_REQUIREMENT:_
Give back every line below word for word, with nothing changed, added, or left out.

─── DATA SECTION ───

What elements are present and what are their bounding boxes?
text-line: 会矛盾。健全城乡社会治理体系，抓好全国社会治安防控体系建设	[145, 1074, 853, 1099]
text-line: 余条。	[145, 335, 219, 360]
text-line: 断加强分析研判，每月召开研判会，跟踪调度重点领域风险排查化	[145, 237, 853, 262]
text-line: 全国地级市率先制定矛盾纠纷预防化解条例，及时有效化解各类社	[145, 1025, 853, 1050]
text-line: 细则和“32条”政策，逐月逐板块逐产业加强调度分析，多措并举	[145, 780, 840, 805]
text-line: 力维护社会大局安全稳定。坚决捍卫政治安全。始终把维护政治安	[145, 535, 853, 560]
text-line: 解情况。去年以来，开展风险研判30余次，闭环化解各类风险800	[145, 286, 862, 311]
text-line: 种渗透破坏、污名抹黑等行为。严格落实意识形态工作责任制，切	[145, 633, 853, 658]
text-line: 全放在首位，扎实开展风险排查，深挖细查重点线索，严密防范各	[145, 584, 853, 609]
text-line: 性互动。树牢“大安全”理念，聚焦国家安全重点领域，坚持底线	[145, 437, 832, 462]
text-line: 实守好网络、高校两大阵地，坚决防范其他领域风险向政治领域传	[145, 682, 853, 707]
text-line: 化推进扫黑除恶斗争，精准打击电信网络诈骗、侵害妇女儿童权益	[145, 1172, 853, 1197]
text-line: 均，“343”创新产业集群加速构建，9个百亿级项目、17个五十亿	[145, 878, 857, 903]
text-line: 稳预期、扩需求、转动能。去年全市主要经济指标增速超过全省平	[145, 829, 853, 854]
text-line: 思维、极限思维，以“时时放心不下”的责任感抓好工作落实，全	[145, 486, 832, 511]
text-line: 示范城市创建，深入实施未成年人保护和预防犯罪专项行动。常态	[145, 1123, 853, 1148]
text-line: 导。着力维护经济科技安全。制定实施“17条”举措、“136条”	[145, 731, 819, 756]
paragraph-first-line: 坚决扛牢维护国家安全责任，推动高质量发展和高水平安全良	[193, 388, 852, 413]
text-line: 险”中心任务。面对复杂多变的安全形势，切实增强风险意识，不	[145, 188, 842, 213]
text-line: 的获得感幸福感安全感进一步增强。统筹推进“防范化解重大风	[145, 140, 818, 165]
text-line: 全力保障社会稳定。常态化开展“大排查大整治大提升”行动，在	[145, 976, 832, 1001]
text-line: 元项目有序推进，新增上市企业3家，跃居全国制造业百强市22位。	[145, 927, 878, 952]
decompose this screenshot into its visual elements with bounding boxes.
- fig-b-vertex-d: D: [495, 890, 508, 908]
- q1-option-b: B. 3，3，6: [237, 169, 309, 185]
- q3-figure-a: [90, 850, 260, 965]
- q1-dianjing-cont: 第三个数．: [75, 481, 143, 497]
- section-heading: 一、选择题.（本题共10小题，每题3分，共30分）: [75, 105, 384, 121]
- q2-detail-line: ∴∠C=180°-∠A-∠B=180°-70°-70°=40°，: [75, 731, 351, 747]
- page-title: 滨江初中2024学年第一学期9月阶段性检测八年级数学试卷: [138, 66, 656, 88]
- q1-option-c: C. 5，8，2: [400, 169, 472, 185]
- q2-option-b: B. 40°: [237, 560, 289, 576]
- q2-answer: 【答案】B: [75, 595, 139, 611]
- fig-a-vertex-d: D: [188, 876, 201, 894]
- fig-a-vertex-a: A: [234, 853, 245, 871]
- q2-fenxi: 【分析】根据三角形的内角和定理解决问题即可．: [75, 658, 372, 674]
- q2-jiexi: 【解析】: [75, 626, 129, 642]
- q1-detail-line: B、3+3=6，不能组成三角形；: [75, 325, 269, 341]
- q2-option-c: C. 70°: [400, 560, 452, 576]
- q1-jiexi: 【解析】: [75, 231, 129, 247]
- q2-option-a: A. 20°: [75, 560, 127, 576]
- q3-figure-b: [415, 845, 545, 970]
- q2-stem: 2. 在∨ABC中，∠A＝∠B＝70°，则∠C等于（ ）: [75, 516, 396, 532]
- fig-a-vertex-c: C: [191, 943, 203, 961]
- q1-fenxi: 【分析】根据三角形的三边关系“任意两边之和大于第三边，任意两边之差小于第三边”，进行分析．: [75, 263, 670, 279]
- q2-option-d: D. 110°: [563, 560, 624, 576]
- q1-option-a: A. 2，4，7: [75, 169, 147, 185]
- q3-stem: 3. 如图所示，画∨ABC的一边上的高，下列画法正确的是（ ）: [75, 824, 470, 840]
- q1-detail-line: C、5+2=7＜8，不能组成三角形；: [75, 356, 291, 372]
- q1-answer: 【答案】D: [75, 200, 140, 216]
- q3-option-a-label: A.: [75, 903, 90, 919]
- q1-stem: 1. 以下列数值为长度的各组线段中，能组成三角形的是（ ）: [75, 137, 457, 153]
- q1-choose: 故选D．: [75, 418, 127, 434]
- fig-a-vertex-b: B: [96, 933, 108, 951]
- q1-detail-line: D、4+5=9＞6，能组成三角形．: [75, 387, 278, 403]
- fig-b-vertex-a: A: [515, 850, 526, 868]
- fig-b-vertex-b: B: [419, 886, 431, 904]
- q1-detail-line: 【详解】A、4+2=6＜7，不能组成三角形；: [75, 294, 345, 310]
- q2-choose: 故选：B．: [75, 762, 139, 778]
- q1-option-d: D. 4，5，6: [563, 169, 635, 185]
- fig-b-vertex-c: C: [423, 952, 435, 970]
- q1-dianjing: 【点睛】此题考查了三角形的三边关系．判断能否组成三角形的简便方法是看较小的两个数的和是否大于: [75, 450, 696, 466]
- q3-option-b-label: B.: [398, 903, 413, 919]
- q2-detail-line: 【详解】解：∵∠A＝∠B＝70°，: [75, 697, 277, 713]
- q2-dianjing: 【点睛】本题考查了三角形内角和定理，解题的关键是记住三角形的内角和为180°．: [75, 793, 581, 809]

───

_EXERCISE RESPONSE:_
What elements are present and what are their bounding boxes?
text-line: 会矛盾。健全城乡社会治理体系，抓好全国社会治安防控体系建设	[145, 1074, 853, 1099]
text-line: 余条。	[145, 335, 219, 360]
text-line: 断加强分析研判，每月召开研判会，跟踪调度重点领域风险排查化	[145, 237, 853, 262]
text-line: 全国地级市率先制定矛盾纠纷预防化解条例，及时有效化解各类社	[145, 1025, 853, 1050]
text-line: 细则和“32条”政策，逐月逐板块逐产业加强调度分析，多措并举	[145, 780, 840, 805]
text-line: 力维护社会大局安全稳定。坚决捍卫政治安全。始终把维护政治安	[145, 535, 853, 560]
text-line: 解情况。去年以来，开展风险研判30余次，闭环化解各类风险800	[145, 286, 862, 311]
text-line: 种渗透破坏、污名抹黑等行为。严格落实意识形态工作责任制，切	[145, 633, 853, 658]
text-line: 全放在首位，扎实开展风险排查，深挖细查重点线索，严密防范各	[145, 584, 853, 609]
text-line: 性互动。树牢“大安全”理念，聚焦国家安全重点领域，坚持底线	[145, 437, 832, 462]
text-line: 实守好网络、高校两大阵地，坚决防范其他领域风险向政治领域传	[145, 682, 853, 707]
text-line: 化推进扫黑除恶斗争，精准打击电信网络诈骗、侵害妇女儿童权益	[145, 1172, 853, 1197]
text-line: 均，“343”创新产业集群加速构建，9个百亿级项目、17个五十亿	[145, 878, 857, 903]
text-line: 稳预期、扩需求、转动能。去年全市主要经济指标增速超过全省平	[145, 829, 853, 854]
text-line: 思维、极限思维，以“时时放心不下”的责任感抓好工作落实，全	[145, 486, 832, 511]
text-line: 示范城市创建，深入实施未成年人保护和预防犯罪专项行动。常态	[145, 1123, 853, 1148]
text-line: 导。着力维护经济科技安全。制定实施“17条”举措、“136条”	[145, 731, 819, 756]
paragraph-first-line: 坚决扛牢维护国家安全责任，推动高质量发展和高水平安全良	[193, 388, 852, 413]
text-line: 险”中心任务。面对复杂多变的安全形势，切实增强风险意识，不	[145, 188, 842, 213]
text-line: 的获得感幸福感安全感进一步增强。统筹推进“防范化解重大风	[145, 140, 818, 165]
text-line: 全力保障社会稳定。常态化开展“大排查大整治大提升”行动，在	[145, 976, 832, 1001]
text-line: 元项目有序推进，新增上市企业3家，跃居全国制造业百强市22位。	[145, 927, 878, 952]
decompose this screenshot into its visual elements with bounding boxes.
- fig-b-vertex-d: D: [495, 890, 508, 908]
- q1-option-b: B. 3，3，6: [237, 169, 309, 185]
- q3-figure-a: [90, 850, 260, 965]
- q1-dianjing-cont: 第三个数．: [75, 481, 143, 497]
- section-heading: 一、选择题.（本题共10小题，每题3分，共30分）: [75, 105, 384, 121]
- q2-detail-line: ∴∠C=180°-∠A-∠B=180°-70°-70°=40°，: [75, 731, 351, 747]
- page-title: 滨江初中2024学年第一学期9月阶段性检测八年级数学试卷: [138, 66, 656, 88]
- q1-option-c: C. 5，8，2: [400, 169, 472, 185]
- q2-option-b: B. 40°: [237, 560, 289, 576]
- q2-answer: 【答案】B: [75, 595, 139, 611]
- fig-a-vertex-d: D: [188, 876, 201, 894]
- fig-a-vertex-a: A: [234, 853, 245, 871]
- q2-fenxi: 【分析】根据三角形的内角和定理解决问题即可．: [75, 658, 372, 674]
- q2-jiexi: 【解析】: [75, 626, 129, 642]
- q1-detail-line: B、3+3=6，不能组成三角形；: [75, 325, 269, 341]
- q2-option-c: C. 70°: [400, 560, 452, 576]
- q1-jiexi: 【解析】: [75, 231, 129, 247]
- q2-option-a: A. 20°: [75, 560, 127, 576]
- q3-figure-b: [415, 845, 545, 970]
- q2-stem: 2. 在∨ABC中，∠A＝∠B＝70°，则∠C等于（ ）: [75, 516, 396, 532]
- fig-a-vertex-c: C: [191, 943, 203, 961]
- q1-fenxi: 【分析】根据三角形的三边关系“任意两边之和大于第三边，任意两边之差小于第三边”，进行分析．: [75, 263, 670, 279]
- q2-option-d: D. 110°: [563, 560, 624, 576]
- q1-option-a: A. 2，4，7: [75, 169, 147, 185]
- q3-stem: 3. 如图所示，画∨ABC的一边上的高，下列画法正确的是（ ）: [75, 824, 470, 840]
- q1-detail-line: C、5+2=7＜8，不能组成三角形；: [75, 356, 291, 372]
- q1-answer: 【答案】D: [75, 200, 140, 216]
- q3-option-a-label: A.: [75, 903, 90, 919]
- q1-stem: 1. 以下列数值为长度的各组线段中，能组成三角形的是（ ）: [75, 137, 457, 153]
- q1-choose: 故选D．: [75, 418, 127, 434]
- fig-a-vertex-b: B: [96, 933, 108, 951]
- q1-detail-line: D、4+5=9＞6，能组成三角形．: [75, 387, 278, 403]
- fig-b-vertex-a: A: [515, 850, 526, 868]
- fig-b-vertex-b: B: [419, 886, 431, 904]
- q1-detail-line: 【详解】A、4+2=6＜7，不能组成三角形；: [75, 294, 345, 310]
- q2-choose: 故选：B．: [75, 762, 139, 778]
- q1-option-d: D. 4，5，6: [563, 169, 635, 185]
- fig-b-vertex-c: C: [423, 952, 435, 970]
- q1-dianjing: 【点睛】此题考查了三角形的三边关系．判断能否组成三角形的简便方法是看较小的两个数的和是否大于: [75, 450, 696, 466]
- q3-option-b-label: B.: [398, 903, 413, 919]
- q2-detail-line: 【详解】解：∵∠A＝∠B＝70°，: [75, 697, 277, 713]
- q2-dianjing: 【点睛】本题考查了三角形内角和定理，解题的关键是记住三角形的内角和为180°．: [75, 793, 581, 809]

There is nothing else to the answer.